## GOAL
Say how many lines of these entries include the word "France", and answer with the number alone.
* BEGIN LISTED RECORDS *
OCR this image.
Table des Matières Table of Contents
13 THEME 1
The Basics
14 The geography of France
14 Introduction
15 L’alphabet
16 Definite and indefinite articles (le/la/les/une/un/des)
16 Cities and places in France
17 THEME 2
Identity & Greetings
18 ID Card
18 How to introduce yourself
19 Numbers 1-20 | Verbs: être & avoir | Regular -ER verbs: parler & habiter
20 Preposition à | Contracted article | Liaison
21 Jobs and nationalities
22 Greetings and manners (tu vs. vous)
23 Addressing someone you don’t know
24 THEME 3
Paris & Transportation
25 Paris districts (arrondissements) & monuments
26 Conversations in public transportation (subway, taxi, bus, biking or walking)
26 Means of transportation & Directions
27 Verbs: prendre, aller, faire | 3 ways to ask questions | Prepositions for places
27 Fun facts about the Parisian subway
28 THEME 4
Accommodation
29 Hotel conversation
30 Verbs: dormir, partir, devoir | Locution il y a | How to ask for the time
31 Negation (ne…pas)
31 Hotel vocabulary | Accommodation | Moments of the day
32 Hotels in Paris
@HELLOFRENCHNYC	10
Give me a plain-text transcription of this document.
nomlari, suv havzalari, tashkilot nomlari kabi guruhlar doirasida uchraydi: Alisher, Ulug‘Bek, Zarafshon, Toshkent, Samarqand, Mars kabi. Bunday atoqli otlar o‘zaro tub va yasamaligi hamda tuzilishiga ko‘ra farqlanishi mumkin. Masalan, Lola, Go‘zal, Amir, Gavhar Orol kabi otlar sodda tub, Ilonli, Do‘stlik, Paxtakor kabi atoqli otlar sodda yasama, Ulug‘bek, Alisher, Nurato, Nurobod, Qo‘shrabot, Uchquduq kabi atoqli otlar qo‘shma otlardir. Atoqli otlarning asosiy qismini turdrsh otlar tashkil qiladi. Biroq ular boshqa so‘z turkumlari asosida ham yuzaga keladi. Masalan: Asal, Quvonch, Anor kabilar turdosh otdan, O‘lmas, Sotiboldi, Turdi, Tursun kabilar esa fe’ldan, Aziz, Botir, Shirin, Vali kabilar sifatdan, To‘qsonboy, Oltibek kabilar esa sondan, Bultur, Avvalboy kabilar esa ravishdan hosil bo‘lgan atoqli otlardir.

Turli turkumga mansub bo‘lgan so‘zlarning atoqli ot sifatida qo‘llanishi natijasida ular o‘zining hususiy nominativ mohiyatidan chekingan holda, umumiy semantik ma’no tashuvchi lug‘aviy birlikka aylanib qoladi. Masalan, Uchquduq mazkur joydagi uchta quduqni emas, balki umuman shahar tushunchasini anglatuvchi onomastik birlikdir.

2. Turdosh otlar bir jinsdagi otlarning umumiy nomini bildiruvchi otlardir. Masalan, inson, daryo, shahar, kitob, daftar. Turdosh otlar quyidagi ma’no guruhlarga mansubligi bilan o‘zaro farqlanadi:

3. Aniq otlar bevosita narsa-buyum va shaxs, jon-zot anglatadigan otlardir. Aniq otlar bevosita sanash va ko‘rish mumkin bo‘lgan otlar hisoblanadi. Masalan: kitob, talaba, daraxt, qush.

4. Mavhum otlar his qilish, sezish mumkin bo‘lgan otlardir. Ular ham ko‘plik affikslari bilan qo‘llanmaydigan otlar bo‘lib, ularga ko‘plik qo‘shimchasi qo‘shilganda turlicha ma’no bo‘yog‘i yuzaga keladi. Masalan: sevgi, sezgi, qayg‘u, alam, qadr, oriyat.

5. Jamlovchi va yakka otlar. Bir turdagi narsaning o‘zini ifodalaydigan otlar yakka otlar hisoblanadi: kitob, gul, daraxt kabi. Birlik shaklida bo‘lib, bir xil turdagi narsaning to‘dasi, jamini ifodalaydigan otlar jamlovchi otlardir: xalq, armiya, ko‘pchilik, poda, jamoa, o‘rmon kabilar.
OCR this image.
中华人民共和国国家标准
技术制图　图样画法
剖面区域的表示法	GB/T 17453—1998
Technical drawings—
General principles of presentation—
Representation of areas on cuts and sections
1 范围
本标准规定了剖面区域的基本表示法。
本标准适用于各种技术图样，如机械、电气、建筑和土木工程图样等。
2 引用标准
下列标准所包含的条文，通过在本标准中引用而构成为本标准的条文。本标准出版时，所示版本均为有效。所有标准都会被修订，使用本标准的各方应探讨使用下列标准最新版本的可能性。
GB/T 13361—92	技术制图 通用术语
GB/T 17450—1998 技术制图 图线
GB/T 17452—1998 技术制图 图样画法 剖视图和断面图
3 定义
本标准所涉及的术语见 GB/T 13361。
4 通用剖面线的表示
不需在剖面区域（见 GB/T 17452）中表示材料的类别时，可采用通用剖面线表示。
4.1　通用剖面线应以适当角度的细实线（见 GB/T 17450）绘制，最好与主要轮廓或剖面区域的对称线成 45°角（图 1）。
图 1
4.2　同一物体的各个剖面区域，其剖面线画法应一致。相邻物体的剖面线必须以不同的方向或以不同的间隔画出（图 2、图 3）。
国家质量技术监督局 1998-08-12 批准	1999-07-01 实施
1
* END LISTED RECORDS *
## RESULT FOR THIS EXERCISE
2